--- AIM ---
Reproduce everything from the start of the records down to the line containing "divider (528, 279, 1978, 280)", switching "divider" to "separator" and keeping all else unchanged.

--- GIVEN RECORDS ---

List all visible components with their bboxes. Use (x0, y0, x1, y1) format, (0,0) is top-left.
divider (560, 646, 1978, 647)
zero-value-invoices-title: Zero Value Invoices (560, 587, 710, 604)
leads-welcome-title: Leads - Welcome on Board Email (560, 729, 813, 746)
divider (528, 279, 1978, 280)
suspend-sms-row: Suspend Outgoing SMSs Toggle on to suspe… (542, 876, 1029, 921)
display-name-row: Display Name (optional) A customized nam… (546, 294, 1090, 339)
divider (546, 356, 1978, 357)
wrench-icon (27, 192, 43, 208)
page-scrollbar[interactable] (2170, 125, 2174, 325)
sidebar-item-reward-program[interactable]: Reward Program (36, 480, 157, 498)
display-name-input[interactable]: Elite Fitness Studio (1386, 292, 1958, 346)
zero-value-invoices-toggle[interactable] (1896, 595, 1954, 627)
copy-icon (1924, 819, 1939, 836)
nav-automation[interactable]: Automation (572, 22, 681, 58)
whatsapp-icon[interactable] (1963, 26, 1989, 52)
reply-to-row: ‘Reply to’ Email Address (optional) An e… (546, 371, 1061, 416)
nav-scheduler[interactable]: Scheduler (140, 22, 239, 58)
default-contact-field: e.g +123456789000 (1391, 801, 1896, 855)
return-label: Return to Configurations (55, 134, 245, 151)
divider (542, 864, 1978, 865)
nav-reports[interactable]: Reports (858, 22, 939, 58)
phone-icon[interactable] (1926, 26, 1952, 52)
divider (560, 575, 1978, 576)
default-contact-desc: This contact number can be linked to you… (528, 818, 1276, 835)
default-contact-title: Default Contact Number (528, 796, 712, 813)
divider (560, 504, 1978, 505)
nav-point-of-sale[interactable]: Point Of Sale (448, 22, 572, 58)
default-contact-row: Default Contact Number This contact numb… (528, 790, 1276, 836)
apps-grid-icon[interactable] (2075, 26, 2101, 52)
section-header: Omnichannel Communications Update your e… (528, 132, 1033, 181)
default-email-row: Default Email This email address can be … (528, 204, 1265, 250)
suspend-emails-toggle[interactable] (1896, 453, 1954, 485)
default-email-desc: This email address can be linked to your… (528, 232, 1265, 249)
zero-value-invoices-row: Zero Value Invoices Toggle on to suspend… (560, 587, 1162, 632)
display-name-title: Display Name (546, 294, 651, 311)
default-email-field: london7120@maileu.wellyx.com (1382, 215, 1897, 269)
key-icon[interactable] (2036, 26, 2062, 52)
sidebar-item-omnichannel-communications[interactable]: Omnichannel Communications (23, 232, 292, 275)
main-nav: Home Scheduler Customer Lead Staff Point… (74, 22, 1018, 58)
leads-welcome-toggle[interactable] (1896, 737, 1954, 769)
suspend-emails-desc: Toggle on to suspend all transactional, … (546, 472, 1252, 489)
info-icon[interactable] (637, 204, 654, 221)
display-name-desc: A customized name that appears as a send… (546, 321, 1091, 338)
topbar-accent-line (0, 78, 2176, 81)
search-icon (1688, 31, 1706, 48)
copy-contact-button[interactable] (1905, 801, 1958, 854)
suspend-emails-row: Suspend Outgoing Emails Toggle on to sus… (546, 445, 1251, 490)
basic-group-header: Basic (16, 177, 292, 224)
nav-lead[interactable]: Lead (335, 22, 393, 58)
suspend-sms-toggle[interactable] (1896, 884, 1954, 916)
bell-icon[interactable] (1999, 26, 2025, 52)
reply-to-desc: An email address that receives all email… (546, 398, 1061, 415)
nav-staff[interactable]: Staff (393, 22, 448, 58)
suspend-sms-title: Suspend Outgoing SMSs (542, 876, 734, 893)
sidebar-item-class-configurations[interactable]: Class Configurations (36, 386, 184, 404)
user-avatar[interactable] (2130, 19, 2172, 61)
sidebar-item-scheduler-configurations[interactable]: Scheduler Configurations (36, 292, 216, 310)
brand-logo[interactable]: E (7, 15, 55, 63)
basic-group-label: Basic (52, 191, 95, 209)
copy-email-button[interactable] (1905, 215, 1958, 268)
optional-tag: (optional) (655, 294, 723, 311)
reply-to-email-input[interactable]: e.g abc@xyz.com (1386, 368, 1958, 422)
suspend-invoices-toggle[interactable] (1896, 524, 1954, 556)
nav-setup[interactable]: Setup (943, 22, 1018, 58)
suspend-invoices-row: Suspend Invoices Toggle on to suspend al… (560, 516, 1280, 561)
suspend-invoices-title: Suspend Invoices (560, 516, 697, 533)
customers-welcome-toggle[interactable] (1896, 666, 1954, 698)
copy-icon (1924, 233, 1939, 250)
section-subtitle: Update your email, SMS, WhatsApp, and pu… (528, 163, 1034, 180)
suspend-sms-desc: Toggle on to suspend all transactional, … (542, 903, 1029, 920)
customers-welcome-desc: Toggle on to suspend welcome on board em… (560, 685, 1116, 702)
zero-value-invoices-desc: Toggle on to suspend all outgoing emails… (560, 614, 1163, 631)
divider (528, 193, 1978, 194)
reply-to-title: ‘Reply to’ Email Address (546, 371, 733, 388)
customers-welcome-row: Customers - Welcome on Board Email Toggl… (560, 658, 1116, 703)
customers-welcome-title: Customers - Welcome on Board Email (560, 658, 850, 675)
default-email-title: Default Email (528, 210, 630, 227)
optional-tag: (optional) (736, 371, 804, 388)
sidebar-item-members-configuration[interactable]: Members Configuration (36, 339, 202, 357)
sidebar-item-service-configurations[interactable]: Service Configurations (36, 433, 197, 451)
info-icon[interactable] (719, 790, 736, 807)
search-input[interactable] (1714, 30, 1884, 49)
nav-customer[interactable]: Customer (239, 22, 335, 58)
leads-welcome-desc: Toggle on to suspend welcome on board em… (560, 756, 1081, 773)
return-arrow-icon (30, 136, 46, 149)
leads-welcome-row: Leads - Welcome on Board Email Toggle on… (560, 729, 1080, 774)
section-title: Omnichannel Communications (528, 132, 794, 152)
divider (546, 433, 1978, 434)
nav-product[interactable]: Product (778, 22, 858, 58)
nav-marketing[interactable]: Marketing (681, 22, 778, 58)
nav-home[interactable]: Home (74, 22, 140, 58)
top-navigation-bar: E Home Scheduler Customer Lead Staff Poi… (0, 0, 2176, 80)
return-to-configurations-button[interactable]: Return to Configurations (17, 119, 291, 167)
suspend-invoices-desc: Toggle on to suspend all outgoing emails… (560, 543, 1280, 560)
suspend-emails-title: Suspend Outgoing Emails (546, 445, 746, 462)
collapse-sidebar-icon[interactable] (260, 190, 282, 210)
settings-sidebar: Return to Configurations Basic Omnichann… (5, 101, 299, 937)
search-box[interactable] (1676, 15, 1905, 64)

--- ANSWER TO THIS PROBLEM ---
List all visible components with their bboxes. Use (x0, y0, x1, y1) format, (0,0) is top-left.
separator (560, 646, 1978, 647)
zero-value-invoices-title: Zero Value Invoices (560, 587, 710, 604)
leads-welcome-title: Leads - Welcome on Board Email (560, 729, 813, 746)
separator (528, 279, 1978, 280)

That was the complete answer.